<<<<
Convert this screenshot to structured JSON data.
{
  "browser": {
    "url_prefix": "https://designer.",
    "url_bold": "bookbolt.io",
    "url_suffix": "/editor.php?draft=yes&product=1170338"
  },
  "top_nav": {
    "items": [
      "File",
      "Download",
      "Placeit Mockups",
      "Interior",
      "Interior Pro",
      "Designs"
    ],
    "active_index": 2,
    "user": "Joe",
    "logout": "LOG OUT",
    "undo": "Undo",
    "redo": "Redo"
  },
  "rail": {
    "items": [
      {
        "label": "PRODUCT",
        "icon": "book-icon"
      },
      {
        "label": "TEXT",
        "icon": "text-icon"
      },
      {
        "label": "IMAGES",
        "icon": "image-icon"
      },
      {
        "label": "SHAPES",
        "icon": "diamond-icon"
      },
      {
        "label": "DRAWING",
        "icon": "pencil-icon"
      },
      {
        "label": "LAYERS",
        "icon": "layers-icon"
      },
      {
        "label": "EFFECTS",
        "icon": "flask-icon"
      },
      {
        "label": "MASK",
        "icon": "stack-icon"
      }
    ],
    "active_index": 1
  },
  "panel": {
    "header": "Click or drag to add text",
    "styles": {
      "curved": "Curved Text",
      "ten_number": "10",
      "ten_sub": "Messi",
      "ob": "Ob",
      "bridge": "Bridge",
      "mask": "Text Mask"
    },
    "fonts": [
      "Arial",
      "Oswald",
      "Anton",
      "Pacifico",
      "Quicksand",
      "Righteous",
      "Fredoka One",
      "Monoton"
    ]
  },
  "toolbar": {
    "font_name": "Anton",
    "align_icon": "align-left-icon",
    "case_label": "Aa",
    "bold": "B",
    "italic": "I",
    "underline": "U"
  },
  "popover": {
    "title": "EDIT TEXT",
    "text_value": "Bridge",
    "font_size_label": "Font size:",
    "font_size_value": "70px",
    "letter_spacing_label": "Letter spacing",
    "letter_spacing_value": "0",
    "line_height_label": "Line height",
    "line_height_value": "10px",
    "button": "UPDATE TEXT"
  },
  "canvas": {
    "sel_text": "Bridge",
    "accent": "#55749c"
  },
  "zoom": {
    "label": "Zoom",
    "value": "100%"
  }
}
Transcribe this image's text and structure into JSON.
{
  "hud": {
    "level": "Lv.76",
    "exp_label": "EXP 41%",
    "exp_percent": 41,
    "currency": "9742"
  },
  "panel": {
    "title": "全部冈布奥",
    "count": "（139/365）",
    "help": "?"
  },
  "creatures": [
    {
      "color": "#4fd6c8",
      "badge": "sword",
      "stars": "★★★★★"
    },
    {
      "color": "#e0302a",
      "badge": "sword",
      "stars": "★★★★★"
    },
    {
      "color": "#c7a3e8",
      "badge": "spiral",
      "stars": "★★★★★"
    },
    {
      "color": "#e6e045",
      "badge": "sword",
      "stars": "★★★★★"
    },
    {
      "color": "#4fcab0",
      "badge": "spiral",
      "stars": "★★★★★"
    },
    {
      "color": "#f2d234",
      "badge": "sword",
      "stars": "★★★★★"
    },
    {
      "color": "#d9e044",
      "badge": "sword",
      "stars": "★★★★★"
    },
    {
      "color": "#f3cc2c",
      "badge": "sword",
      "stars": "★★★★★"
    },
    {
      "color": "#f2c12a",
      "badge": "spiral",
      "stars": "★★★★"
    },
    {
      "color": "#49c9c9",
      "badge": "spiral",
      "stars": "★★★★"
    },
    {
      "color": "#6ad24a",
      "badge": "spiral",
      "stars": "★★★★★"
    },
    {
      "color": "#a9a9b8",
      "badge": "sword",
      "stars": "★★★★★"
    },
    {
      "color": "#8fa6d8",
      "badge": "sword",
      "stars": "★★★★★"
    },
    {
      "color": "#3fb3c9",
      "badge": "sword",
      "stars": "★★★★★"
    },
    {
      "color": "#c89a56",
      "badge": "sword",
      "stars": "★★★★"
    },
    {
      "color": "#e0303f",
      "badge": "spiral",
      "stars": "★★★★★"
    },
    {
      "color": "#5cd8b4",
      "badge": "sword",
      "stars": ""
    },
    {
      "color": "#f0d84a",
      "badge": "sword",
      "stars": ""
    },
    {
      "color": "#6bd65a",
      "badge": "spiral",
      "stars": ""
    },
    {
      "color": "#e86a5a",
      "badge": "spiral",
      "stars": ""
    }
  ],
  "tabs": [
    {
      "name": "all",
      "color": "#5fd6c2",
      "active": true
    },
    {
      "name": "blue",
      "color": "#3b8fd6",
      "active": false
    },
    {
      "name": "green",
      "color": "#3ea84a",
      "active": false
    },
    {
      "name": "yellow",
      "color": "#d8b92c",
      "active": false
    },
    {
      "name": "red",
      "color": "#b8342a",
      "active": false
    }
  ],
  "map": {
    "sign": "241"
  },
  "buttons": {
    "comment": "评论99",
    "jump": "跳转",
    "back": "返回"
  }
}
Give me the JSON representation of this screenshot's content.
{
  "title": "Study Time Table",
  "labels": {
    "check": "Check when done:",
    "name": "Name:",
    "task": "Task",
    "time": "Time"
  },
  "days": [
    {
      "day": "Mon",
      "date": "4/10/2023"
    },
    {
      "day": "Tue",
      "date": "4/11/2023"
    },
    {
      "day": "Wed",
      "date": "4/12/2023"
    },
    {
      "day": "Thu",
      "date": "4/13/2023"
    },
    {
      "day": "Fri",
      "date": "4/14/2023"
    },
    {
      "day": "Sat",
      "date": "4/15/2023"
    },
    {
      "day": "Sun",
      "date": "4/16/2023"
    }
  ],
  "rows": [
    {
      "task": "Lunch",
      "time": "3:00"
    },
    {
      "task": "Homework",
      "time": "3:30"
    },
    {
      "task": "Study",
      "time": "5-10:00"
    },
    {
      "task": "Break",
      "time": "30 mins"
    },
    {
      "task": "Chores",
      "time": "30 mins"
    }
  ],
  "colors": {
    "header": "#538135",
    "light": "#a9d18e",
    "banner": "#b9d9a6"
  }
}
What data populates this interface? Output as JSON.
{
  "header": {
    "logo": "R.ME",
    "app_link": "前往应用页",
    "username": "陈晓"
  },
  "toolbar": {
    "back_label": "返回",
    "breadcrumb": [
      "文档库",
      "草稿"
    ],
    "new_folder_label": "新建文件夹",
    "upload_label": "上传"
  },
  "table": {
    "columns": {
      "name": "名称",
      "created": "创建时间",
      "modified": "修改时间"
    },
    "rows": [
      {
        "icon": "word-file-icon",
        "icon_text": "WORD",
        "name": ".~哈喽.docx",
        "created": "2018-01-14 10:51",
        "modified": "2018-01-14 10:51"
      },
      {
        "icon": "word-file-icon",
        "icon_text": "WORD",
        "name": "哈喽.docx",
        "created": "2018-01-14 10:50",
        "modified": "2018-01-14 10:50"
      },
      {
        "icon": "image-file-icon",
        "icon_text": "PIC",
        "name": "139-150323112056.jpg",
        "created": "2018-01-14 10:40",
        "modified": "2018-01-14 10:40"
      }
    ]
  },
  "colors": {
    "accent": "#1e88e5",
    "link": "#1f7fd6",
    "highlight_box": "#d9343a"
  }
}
>>>>
Given task:
Find all lines where the word "Bridge" appears. Copy them.

Expected output:
      "bridge": "Bridge",
    "text_value": "Bridge",
    "sel_text": "Bridge",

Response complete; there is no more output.